* What you are asked to do *
Extract all of the entries and set them down verbatim.
>>>
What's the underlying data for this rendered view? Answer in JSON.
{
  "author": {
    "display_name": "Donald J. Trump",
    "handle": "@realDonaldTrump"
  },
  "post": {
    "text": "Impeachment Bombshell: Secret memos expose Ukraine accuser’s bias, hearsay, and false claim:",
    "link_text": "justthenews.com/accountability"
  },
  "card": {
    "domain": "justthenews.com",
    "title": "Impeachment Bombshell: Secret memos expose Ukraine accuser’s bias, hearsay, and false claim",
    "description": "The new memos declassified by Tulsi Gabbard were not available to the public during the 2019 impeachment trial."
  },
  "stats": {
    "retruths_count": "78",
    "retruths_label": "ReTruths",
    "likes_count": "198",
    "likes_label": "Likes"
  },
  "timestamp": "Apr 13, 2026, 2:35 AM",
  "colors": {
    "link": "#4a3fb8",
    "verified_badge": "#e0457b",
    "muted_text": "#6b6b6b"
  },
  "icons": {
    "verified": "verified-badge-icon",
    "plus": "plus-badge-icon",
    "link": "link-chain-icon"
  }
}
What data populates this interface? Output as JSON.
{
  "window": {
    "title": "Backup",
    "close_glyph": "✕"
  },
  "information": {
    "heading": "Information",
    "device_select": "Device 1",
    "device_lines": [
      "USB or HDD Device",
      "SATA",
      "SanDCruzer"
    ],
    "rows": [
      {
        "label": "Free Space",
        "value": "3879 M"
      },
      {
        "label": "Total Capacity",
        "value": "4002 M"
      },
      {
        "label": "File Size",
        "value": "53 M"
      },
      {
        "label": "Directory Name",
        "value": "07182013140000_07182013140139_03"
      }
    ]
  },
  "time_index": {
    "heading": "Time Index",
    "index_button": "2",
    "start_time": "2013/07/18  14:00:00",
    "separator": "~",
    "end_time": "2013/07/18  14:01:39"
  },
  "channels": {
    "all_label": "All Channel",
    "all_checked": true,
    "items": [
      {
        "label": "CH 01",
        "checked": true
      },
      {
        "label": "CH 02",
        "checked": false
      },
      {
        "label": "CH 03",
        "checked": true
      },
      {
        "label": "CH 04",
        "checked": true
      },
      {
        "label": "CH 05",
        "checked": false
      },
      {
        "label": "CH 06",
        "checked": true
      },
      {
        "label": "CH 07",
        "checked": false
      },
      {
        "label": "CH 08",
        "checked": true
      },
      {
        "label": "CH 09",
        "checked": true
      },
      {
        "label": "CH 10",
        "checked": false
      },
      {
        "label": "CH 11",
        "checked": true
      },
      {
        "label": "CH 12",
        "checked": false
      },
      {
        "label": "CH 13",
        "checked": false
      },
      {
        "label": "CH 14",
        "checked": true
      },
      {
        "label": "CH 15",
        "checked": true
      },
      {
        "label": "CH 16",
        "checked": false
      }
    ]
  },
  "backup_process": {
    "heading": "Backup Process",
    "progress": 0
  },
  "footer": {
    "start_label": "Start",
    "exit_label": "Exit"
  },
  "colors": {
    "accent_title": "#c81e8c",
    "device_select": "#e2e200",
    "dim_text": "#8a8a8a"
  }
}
<<<
* Solved problem *
What's the underlying data for this rendered view? Answer in JSON.
{
  "author": {
    "display_name": "Donald J. Trump",
    "handle": "@realDonaldTrump"
  },
  "post": {
    "text": "Impeachment Bombshell: Secret memos expose Ukraine accuser’s bias, hearsay, and false claim:",
    "link_text": "justthenews.com/accountability"
  },
  "card": {
    "domain": "justthenews.com",
    "title": "Impeachment Bombshell: Secret memos expose Ukraine accuser’s bias, hearsay, and false claim",
    "description": "The new memos declassified by Tulsi Gabbard were not available to the public during the 2019 impeachment trial."
  },
  "stats": {
    "retruths_count": "78",
    "retruths_label": "ReTruths",
    "likes_count": "198",
    "likes_label": "Likes"
  },
  "timestamp": "Apr 13, 2026, 2:35 AM",
  "colors": {
    "link": "#4a3fb8",
    "verified_badge": "#e0457b",
    "muted_text": "#6b6b6b"
  },
  "icons": {
    "verified": "verified-badge-icon",
    "plus": "plus-badge-icon",
    "link": "link-chain-icon"
  }
}
What data populates this interface? Output as JSON.
{
  "window": {
    "title": "Backup",
    "close_glyph": "✕"
  },
  "information": {
    "heading": "Information",
    "device_select": "Device 1",
    "device_lines": [
      "USB or HDD Device",
      "SATA",
      "SanDCruzer"
    ],
    "rows": [
      {
        "label": "Free Space",
        "value": "3879 M"
      },
      {
        "label": "Total Capacity",
        "value": "4002 M"
      },
      {
        "label": "File Size",
        "value": "53 M"
      },
      {
        "label": "Directory Name",
        "value": "07182013140000_07182013140139_03"
      }
    ]
  },
  "time_index": {
    "heading": "Time Index",
    "index_button": "2",
    "start_time": "2013/07/18  14:00:00",
    "separator": "~",
    "end_time": "2013/07/18  14:01:39"
  },
  "channels": {
    "all_label": "All Channel",
    "all_checked": true,
    "items": [
      {
        "label": "CH 01",
        "checked": true
      },
      {
        "label": "CH 02",
        "checked": false
      },
      {
        "label": "CH 03",
        "checked": true
      },
      {
        "label": "CH 04",
        "checked": true
      },
      {
        "label": "CH 05",
        "checked": false
      },
      {
        "label": "CH 06",
        "checked": true
      },
      {
        "label": "CH 07",
        "checked": false
      },
      {
        "label": "CH 08",
        "checked": true
      },
      {
        "label": "CH 09",
        "checked": true
      },
      {
        "label": "CH 10",
        "checked": false
      },
      {
        "label": "CH 11",
        "checked": true
      },
      {
        "label": "CH 12",
        "checked": false
      },
      {
        "label": "CH 13",
        "checked": false
      },
      {
        "label": "CH 14",
        "checked": true
      },
      {
        "label": "CH 15",
        "checked": true
      },
      {
        "label": "CH 16",
        "checked": false
      }
    ]
  },
  "backup_process": {
    "heading": "Backup Process",
    "progress": 0
  },
  "footer": {
    "start_label": "Start",
    "exit_label": "Exit"
  },
  "colors": {
    "accent_title": "#c81e8c",
    "device_select": "#e2e200",
    "dim_text": "#8a8a8a"
  }
}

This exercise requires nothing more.